The development town of Shlomi is situated in the west region of the Galilee, not far from the Lebanese border. It is located 12 kilometers from Nahariya and 42 kilometers from Haifa. Shlomi was founded in the 1950s to absorb immigrants arriving during the mass immigration after the establishment of the State of Israel. The settlement is named after Shlomi, father of Ahihud head of the biblical tribe of Asher, in whose territory the town of Shlomi was founded. The first inhabitants of Shlomi were Yemenite and Yugoslavian immigrants who lived in the transit camp constructed in the early 1950s. Conditions in those early years were difficult and the settlers moved on to other settlements. They were replaced by immigrants from North Africa. When we did the field work (19811983) most residents, a population of approximately 2,500, were Moroccan Jews, and we recorded the folk narratives from them.
The folk narrative was a feature of Jewish life in Morocco for centuries. Preachers used it when they preached in the synagogue, and narrators used it to teach, educate, and entertain their audiences. The folk narrative had therefore the approval of the bearers of tradition and thousands of listeners for many generations.
Shlomi.
As researchers of folklore we tried, by recording the narratives, to make our contribution to the preservation of the heritage of this ethnic group that at the time was changing fast and might in part no longer be available in a few years. But mainly we wanted to test the folk narrative as a dynamic process. On the one hand, these stories were brought to Israel by the narrators from their country of origin. On the other hand, the narratives were narrated by story-tellers residing in Shlomi who were constantly in contact with the Israeli culture into which they had been transplanted. What happens to traditional folk literature in this process? What impact does the process have on it, and how is it reflected in the narratives themselves? These were central questions we wished to test.

» SHORT EXERCISE A
Convert the records from the line holding "tab-badge: 1 xyxy=(142,17,148,22)" through the line holding "section-title: 网址采集规则 xyxy=(91,58,120,63)", inclusive, into a Markdown table with the columns Row and Line, leaving out any blank lines.

Records from a data collection:
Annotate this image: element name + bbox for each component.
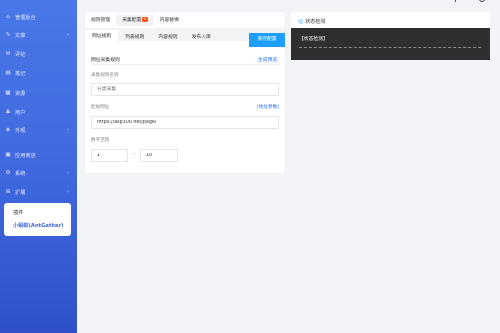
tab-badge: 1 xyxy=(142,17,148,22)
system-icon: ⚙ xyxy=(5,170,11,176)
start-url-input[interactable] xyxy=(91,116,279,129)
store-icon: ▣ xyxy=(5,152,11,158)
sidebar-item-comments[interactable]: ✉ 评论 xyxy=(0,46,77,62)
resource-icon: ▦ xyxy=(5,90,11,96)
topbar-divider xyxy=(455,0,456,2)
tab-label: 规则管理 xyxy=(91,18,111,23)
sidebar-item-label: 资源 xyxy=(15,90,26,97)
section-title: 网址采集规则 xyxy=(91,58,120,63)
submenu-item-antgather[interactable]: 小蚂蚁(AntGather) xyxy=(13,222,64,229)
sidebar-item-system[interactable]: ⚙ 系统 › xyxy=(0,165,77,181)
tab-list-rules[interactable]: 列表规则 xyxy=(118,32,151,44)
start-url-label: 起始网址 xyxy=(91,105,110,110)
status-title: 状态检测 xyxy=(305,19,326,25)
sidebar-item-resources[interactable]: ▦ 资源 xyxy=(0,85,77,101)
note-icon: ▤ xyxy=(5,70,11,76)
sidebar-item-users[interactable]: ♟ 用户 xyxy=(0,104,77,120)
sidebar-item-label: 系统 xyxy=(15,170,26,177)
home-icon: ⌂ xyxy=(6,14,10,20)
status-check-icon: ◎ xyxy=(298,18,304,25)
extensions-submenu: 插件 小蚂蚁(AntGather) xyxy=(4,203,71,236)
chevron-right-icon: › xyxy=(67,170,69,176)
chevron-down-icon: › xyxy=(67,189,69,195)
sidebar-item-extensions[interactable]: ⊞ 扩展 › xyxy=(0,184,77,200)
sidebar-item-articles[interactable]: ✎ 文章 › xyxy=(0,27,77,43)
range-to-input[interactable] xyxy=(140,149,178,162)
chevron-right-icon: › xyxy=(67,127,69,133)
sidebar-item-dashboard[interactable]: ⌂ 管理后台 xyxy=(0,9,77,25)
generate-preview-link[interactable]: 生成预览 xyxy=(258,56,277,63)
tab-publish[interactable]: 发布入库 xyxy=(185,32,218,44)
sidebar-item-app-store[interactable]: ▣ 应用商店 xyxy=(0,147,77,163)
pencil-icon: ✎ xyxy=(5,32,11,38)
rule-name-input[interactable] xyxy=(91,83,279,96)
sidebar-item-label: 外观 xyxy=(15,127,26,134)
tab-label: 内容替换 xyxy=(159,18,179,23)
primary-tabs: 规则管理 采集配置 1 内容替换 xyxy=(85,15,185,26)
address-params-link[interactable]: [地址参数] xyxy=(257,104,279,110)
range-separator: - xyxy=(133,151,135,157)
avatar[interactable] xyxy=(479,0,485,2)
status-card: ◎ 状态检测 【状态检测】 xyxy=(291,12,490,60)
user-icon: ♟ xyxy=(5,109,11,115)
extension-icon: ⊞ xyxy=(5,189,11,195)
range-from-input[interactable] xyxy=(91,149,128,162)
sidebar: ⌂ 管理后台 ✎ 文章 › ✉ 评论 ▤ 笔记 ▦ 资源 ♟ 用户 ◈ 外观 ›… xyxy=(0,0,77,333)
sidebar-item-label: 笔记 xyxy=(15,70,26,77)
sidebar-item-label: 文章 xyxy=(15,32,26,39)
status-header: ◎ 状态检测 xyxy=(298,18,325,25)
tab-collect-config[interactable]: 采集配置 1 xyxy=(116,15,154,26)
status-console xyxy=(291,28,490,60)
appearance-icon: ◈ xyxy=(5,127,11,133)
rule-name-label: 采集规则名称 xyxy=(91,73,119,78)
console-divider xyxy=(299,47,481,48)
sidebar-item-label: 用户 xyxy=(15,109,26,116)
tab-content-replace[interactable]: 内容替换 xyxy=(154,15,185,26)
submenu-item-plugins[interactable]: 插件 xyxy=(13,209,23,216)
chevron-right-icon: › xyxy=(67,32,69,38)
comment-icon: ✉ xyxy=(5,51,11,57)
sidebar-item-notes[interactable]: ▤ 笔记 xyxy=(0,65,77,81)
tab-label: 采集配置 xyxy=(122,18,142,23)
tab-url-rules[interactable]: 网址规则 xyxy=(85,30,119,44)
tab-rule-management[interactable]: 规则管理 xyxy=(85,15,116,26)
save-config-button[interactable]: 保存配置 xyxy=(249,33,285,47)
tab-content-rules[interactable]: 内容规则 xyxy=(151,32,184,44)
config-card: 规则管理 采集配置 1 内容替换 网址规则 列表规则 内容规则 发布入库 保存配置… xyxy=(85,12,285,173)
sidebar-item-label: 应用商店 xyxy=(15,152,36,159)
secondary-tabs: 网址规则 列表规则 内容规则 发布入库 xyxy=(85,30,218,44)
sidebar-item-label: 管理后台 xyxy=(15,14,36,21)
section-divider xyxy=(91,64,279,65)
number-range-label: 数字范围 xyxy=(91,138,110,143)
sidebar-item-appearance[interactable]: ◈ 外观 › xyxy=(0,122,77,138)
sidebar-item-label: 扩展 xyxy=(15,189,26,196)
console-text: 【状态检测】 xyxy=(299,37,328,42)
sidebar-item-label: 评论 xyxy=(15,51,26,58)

» SHORT EXERCISE B
Output the entire text about the folk narratives of Shlomi word for word.

» CORRECT ANSWER A
| Row | Line |
|---|---|
| 1 | tab-badge: 1 xyxy=(142,17,148,22) |
| 2 | system-icon: ⚙ xyxy=(5,170,11,176) |
| 3 | start-url-input[interactable] xyxy=(91,116,279,129) |
| 4 | store-icon: ▣ xyxy=(5,152,11,158) |
| 5 | sidebar-item-comments[interactable]: ✉ 评论 xyxy=(0,46,77,62) |
| 6 | resource-icon: ▦ xyxy=(5,90,11,96) |
| 7 | topbar-divider xyxy=(455,0,456,2) |
| 8 | tab-label: 规则管理 xyxy=(91,18,111,23) |
| 9 | sidebar-item-label: 资源 xyxy=(15,90,26,97) |
| 10 | section-title: 网址采集规则 xyxy=(91,58,120,63) |

» CORRECT ANSWER B
The development town of Shlomi is situated in the west region of the Galilee, not far from the Lebanese border. It is located 12 kilometers from Nahariya and 42 kilometers from Haifa. Shlomi was founded in the 1950s to absorb immigrants arriving during the mass immigration after the establishment of the State of Israel. The settlement is named after Shlomi, father of Ahihud head of the biblical tribe of Asher, in whose territory the town of Shlomi was founded. The first inhabitants of Shlomi were Yemenite and Yugoslavian immigrants who lived in the transit camp constructed in the early 1950s. Conditions in those early years were difficult and the settlers moved on to other settlements. They were replaced by immigrants from North Africa. When we did the field work (19811983) most residents, a population of approximately 2,500, were Moroccan Jews, and we recorded the folk narratives from them.
The folk narrative was a feature of Jewish life in Morocco for centuries. Preachers used it when they preached in the synagogue, and narrators used it to teach, educate, and entertain their audiences. The folk narrative had therefore the approval of the bearers of tradition and thousands of listeners for many generations.
Shlomi.
As researchers of folklore we tried, by recording the narratives, to make our contribution to the preservation of the heritage of this ethnic group that at the time was changing fast and might in part no longer be available in a few years. But mainly we wanted to test the folk narrative as a dynamic process. On the one hand, these stories were brought to Israel by the narrators from their country of origin. On the other hand, the narratives were narrated by story-tellers residing in Shlomi who were constantly in contact with the Israeli culture into which they had been transplanted. What happens to traditional folk literature in this process? What impact does the process have on it, and how is it reflected in the narratives themselves? These were central questions we wished to test.